• Set exercise: Pick out the lines below that contain the string "xlabel" and copy them all.

• Exercise material:
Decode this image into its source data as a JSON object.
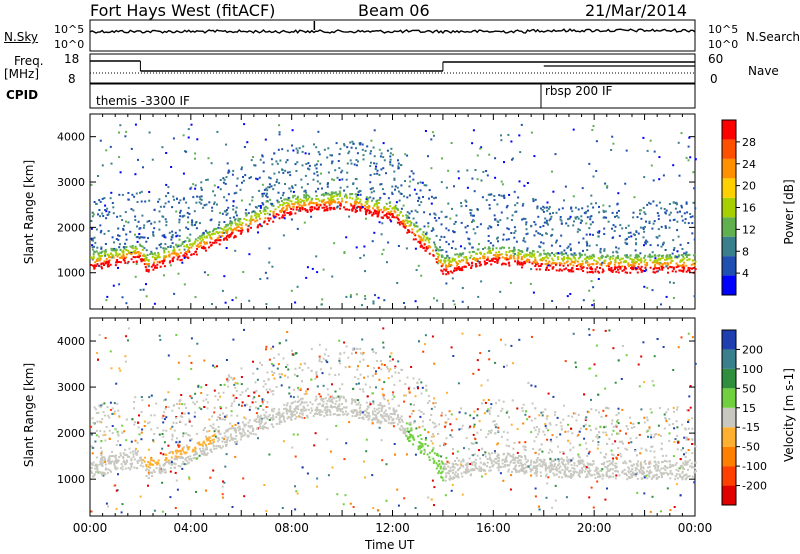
{
  "header": {
    "radar": "Fort Hays West (fitACF)",
    "beam": "Beam 06",
    "date": "21/Mar/2014"
  },
  "strips": {
    "nsky_label": "N.Sky",
    "nsky_ticks": [
      "10^5",
      "10^0"
    ],
    "nsearch_label": "N.Search",
    "freq_label": "Freq.",
    "freq_unit": "[MHz]",
    "freq_ticks": [
      "18",
      "8"
    ],
    "nave_label": "Nave",
    "nave_ticks": [
      "60",
      "0"
    ],
    "cpid_label": "CPID",
    "cpid_segments": [
      {
        "name": "themis -3300 IF",
        "start_hour": 0,
        "end_hour": 18
      },
      {
        "name": "rbsp 200 IF",
        "start_hour": 18,
        "end_hour": 24
      }
    ]
  },
  "chart_data": [
    {
      "type": "heatmap",
      "panel": "power",
      "ylabel": "Slant Range [km]",
      "ylim": [
        200,
        4500
      ],
      "yticks": [
        "1000",
        "2000",
        "3000",
        "4000"
      ],
      "xlim": [
        0,
        24
      ],
      "xticks": [
        "00:00",
        "04:00",
        "08:00",
        "12:00",
        "16:00",
        "20:00",
        "00:00"
      ],
      "colorbar": {
        "label": "Power [dB]",
        "ticks": [
          "4",
          "8",
          "12",
          "16",
          "20",
          "24",
          "28"
        ],
        "colors": [
          "#0000ff",
          "#1f4fb0",
          "#3a7f8c",
          "#60b050",
          "#a8d000",
          "#ffd000",
          "#ff9000",
          "#ff5000",
          "#ff0000"
        ]
      },
      "echo_band": {
        "hours": [
          0,
          2,
          2.2,
          4,
          6,
          8,
          10,
          12,
          13.5,
          14,
          16,
          18,
          20,
          22,
          24
        ],
        "range_km": [
          1150,
          1350,
          1100,
          1450,
          1950,
          2400,
          2500,
          2250,
          1450,
          1050,
          1300,
          1150,
          1100,
          1100,
          1100
        ]
      }
    },
    {
      "type": "heatmap",
      "panel": "velocity",
      "ylabel": "Slant Range [km]",
      "ylim": [
        200,
        4500
      ],
      "yticks": [
        "1000",
        "2000",
        "3000",
        "4000"
      ],
      "xlim": [
        0,
        24
      ],
      "xticks": [
        "00:00",
        "04:00",
        "08:00",
        "12:00",
        "16:00",
        "20:00",
        "00:00"
      ],
      "xlabel": "Time UT",
      "colorbar": {
        "label": "Velocity [m s-1]",
        "ticks": [
          "200",
          "100",
          "50",
          "15",
          "-15",
          "-50",
          "-100",
          "-200"
        ],
        "colors": [
          "#1f3fb0",
          "#3a7f8c",
          "#2f8f3f",
          "#70d040",
          "#c8c8c0",
          "#ffb030",
          "#ff8000",
          "#ff4000",
          "#e00000"
        ]
      }
    }
  ]
}
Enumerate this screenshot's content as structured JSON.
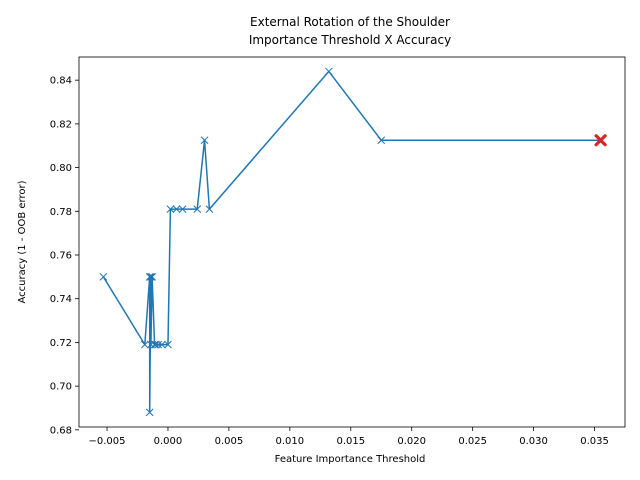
{
  "chart_data": {
    "type": "line",
    "title_lines": [
      "External Rotation of the Shoulder",
      "Importance Threshold X Accuracy"
    ],
    "xlabel": "Feature Importance Threshold",
    "ylabel": "Accuracy (1 - OOB error)",
    "xlim": [
      -0.0073,
      0.0375
    ],
    "ylim": [
      0.6813,
      0.8506
    ],
    "x_ticks": [
      -0.005,
      0.0,
      0.005,
      0.01,
      0.015,
      0.02,
      0.025,
      0.03,
      0.035
    ],
    "x_tick_labels": [
      "−0.005",
      "0.000",
      "0.005",
      "0.010",
      "0.015",
      "0.020",
      "0.025",
      "0.030",
      "0.035"
    ],
    "y_ticks": [
      0.68,
      0.7,
      0.72,
      0.74,
      0.76,
      0.78,
      0.8,
      0.82,
      0.84
    ],
    "y_tick_labels": [
      "0.68",
      "0.70",
      "0.72",
      "0.74",
      "0.76",
      "0.78",
      "0.80",
      "0.82",
      "0.84"
    ],
    "grid": false,
    "series": [
      {
        "marker": "x",
        "color": "#1f77b4",
        "x": [
          -0.0053,
          -0.0019,
          -0.0015,
          -0.0015,
          -0.0014,
          -0.0014,
          -0.0013,
          -0.0011,
          -0.001,
          -0.0008,
          -0.0005,
          0.0,
          0.0002,
          0.0007,
          0.0012,
          0.0024,
          0.003,
          0.0034,
          0.0132,
          0.0175,
          0.0355
        ],
        "y": [
          0.75,
          0.719,
          0.75,
          0.688,
          0.75,
          0.719,
          0.75,
          0.719,
          0.719,
          0.719,
          0.719,
          0.719,
          0.781,
          0.781,
          0.781,
          0.781,
          0.8125,
          0.781,
          0.844,
          0.8125,
          0.8125
        ]
      }
    ],
    "highlight": {
      "x": 0.0355,
      "y": 0.8125,
      "marker": "X",
      "color": "#d62728"
    }
  }
}
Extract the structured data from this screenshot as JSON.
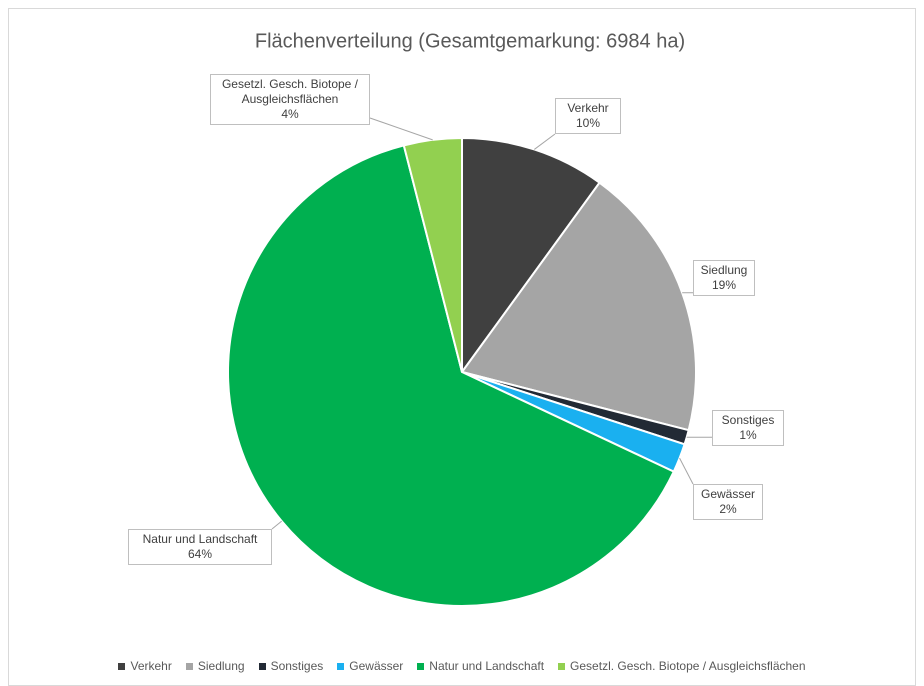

• The response:
      "xlabel": "Time UT",
    "xlabel": "Feature Importance Threshold",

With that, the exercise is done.